— BEGIN Records supplied —

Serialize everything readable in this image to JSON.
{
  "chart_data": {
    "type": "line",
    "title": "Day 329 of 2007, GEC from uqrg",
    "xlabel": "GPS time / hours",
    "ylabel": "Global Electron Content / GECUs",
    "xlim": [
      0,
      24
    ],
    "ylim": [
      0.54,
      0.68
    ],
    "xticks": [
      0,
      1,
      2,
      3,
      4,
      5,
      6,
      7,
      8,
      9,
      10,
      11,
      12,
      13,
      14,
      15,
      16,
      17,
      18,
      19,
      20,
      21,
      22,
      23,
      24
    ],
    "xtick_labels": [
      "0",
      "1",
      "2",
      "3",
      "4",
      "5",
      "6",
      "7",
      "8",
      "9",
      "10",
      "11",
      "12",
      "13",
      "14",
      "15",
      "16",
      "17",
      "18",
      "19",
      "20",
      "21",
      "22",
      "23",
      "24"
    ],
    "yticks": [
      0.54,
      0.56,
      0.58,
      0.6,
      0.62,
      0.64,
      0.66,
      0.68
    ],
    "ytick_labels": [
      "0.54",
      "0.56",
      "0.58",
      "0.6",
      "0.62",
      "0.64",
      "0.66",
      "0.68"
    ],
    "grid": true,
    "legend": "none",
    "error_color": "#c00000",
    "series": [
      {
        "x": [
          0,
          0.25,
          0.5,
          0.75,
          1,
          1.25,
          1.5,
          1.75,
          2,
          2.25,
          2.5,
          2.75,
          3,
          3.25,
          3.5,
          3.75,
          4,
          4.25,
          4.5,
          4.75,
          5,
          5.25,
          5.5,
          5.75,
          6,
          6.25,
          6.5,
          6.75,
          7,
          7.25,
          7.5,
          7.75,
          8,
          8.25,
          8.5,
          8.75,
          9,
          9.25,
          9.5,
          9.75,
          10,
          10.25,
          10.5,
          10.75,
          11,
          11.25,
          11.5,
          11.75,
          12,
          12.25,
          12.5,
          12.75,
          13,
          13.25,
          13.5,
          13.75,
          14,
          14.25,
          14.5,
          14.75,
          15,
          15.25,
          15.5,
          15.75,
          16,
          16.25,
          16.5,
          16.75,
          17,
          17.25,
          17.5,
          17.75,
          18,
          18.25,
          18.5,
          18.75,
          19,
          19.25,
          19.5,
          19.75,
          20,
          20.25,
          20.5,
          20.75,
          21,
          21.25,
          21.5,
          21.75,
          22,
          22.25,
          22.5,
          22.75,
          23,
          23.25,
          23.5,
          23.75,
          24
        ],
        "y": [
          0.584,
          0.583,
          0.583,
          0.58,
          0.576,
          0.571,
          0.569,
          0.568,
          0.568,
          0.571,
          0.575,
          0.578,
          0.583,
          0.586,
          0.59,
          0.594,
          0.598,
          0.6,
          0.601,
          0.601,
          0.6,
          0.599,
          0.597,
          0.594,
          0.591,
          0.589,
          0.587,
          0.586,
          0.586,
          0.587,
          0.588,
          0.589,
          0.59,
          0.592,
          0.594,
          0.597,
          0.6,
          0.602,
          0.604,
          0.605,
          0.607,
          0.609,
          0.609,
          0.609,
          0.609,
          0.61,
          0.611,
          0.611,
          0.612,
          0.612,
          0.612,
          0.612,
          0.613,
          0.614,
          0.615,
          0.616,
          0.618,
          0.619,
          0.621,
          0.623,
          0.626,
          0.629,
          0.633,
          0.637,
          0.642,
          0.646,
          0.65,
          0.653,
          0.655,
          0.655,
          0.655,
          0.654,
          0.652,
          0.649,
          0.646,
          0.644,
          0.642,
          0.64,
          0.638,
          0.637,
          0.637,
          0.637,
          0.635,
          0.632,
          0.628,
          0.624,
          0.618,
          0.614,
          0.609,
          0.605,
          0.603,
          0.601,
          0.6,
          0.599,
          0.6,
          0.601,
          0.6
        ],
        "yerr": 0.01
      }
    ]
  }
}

— END Records supplied —
— BEGIN Records supplied —

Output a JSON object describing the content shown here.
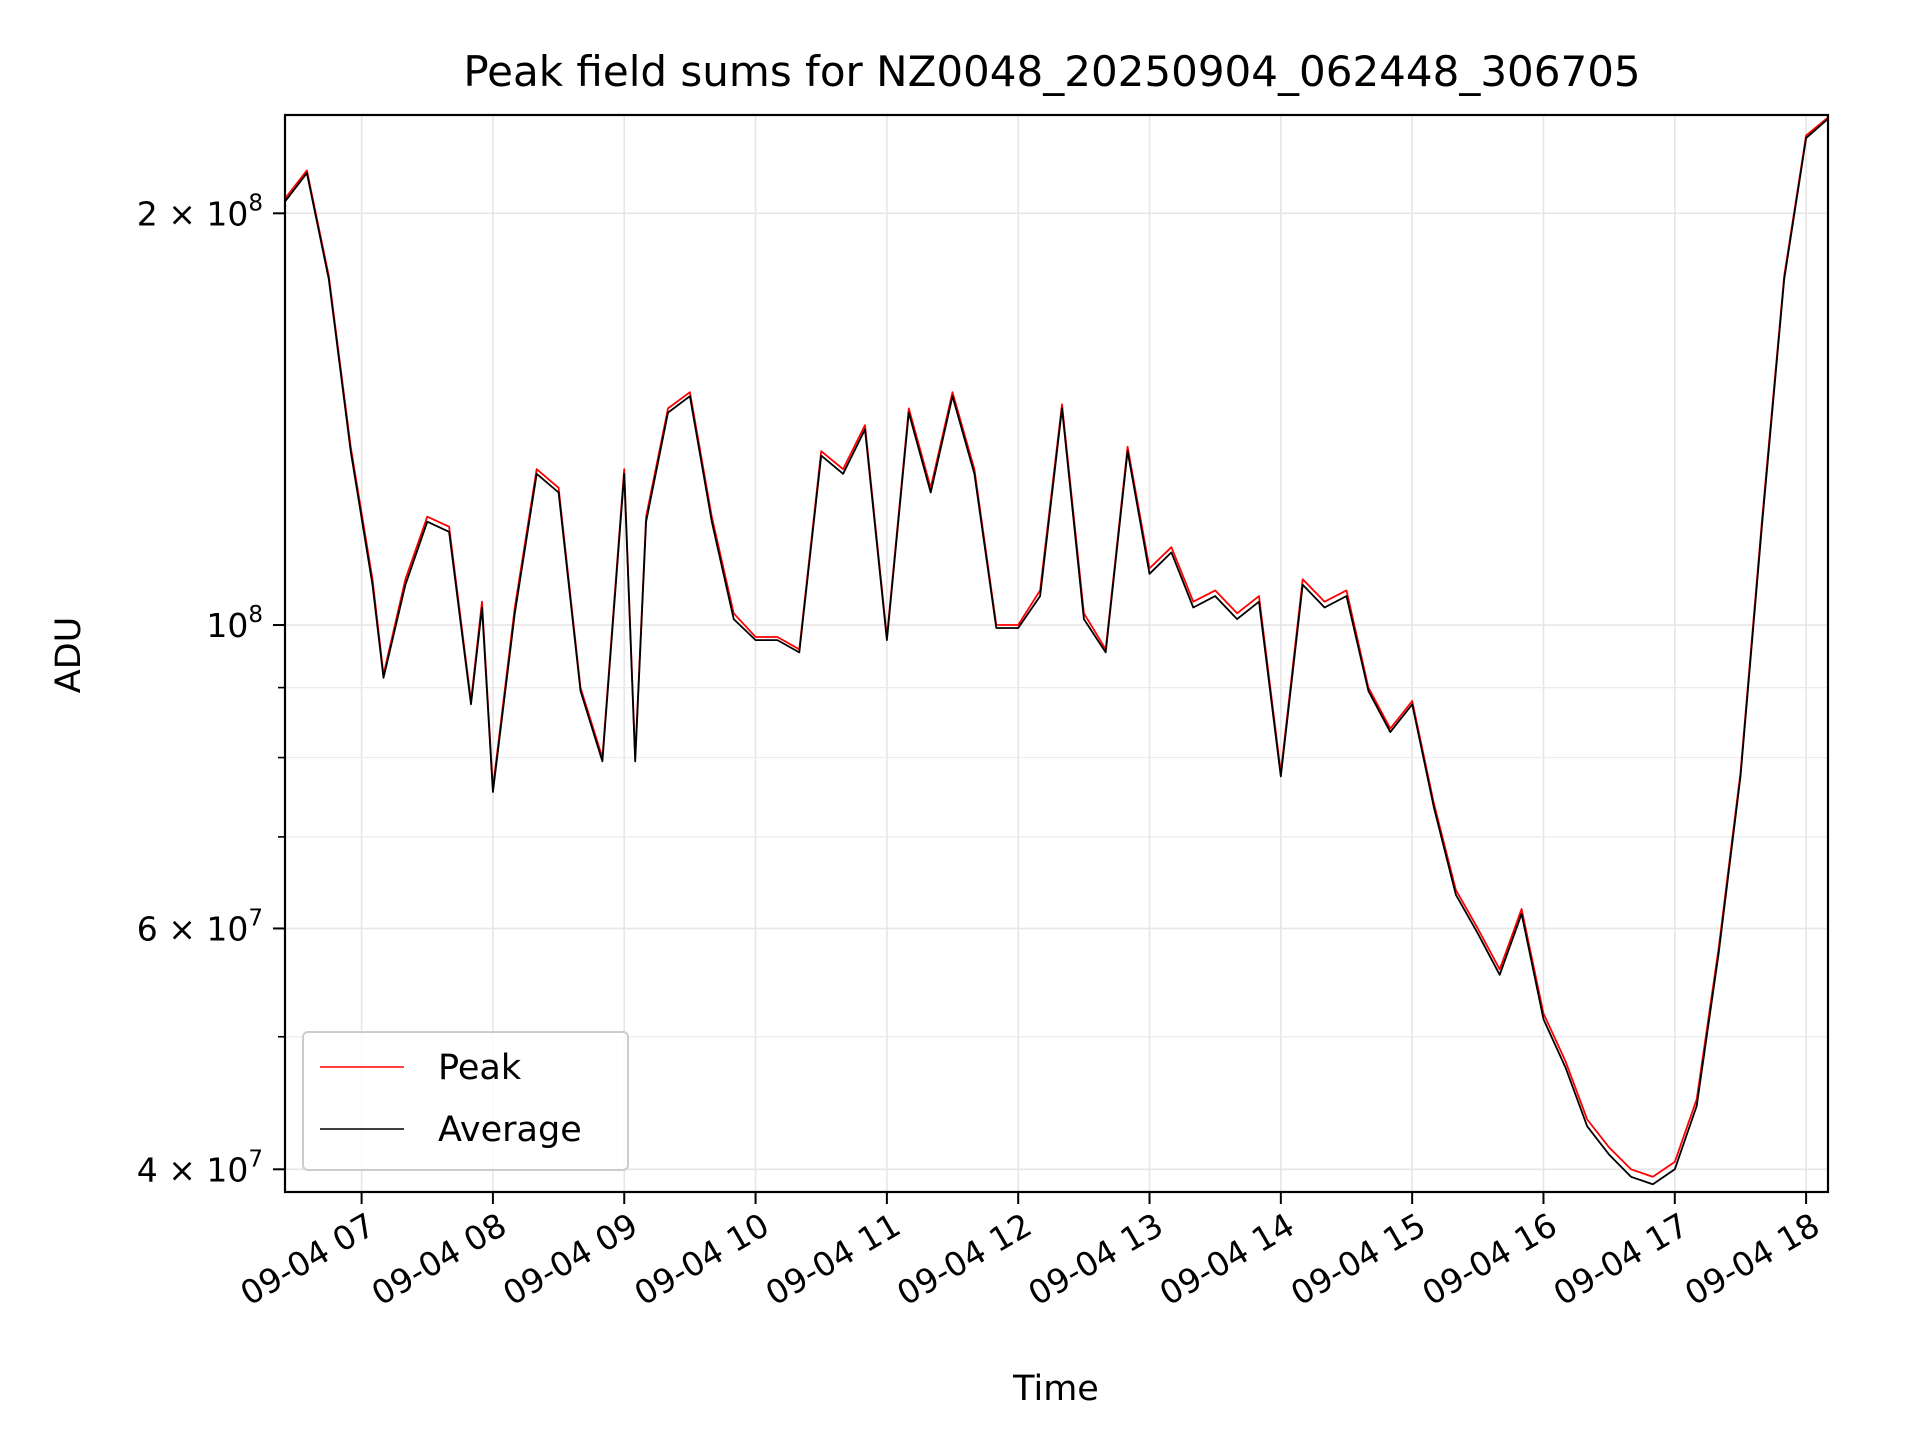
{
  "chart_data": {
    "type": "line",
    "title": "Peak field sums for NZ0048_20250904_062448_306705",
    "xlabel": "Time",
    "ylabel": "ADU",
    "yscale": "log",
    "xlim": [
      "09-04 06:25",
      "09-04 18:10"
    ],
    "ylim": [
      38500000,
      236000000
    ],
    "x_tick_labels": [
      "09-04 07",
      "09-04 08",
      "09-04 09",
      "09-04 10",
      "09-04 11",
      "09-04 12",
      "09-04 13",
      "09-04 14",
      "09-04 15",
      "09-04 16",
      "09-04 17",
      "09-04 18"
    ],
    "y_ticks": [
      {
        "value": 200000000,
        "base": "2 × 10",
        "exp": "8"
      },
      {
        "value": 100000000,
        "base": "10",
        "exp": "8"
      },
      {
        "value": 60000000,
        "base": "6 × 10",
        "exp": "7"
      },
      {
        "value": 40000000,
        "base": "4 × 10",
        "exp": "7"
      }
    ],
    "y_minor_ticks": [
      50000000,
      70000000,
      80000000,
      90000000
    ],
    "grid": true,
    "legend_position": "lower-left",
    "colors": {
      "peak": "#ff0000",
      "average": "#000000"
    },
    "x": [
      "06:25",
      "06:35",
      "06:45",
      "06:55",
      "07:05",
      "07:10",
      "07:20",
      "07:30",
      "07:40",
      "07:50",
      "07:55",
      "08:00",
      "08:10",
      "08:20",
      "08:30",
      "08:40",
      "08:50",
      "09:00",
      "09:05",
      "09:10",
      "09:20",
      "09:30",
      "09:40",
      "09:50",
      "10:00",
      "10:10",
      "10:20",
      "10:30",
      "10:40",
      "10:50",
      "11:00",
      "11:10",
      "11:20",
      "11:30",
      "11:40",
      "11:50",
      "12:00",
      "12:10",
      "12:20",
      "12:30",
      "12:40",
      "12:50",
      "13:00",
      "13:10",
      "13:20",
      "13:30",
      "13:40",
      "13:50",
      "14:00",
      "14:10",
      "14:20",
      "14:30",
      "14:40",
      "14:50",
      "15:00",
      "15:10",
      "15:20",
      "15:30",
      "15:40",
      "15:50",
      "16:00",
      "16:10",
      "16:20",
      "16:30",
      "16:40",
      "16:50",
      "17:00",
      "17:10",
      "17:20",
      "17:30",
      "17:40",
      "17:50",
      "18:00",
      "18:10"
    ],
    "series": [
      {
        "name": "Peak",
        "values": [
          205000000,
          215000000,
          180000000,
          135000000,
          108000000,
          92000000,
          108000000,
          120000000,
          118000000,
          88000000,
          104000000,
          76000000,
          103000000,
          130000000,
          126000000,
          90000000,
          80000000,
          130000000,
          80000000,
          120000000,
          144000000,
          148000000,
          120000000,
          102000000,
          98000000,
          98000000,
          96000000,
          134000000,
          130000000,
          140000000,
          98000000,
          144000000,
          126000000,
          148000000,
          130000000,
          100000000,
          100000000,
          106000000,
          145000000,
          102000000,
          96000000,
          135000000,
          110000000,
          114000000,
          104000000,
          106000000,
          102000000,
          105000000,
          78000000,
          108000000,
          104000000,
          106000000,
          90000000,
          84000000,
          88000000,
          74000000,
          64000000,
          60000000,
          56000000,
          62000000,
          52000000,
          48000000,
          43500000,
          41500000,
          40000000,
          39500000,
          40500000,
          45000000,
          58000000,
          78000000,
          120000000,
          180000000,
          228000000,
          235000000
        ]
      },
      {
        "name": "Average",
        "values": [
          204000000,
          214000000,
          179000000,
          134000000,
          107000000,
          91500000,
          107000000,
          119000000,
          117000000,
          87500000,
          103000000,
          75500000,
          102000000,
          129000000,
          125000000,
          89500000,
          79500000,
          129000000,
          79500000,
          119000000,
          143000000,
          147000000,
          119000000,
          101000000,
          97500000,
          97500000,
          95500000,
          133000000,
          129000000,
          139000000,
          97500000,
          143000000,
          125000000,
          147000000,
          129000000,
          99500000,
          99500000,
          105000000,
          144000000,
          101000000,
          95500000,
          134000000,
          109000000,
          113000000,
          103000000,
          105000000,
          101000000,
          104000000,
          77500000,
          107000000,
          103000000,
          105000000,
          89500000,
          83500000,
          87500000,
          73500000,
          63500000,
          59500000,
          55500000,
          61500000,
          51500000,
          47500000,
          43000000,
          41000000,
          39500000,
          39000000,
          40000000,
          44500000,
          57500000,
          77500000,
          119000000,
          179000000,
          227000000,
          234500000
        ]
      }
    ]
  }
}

— END Records supplied —

## Your instructions
Point out every line holding the string "ylabel" and copy it.

## Written answer
    "ylabel": "Global Electron Content / GECUs",
    "ylabel": "ADU",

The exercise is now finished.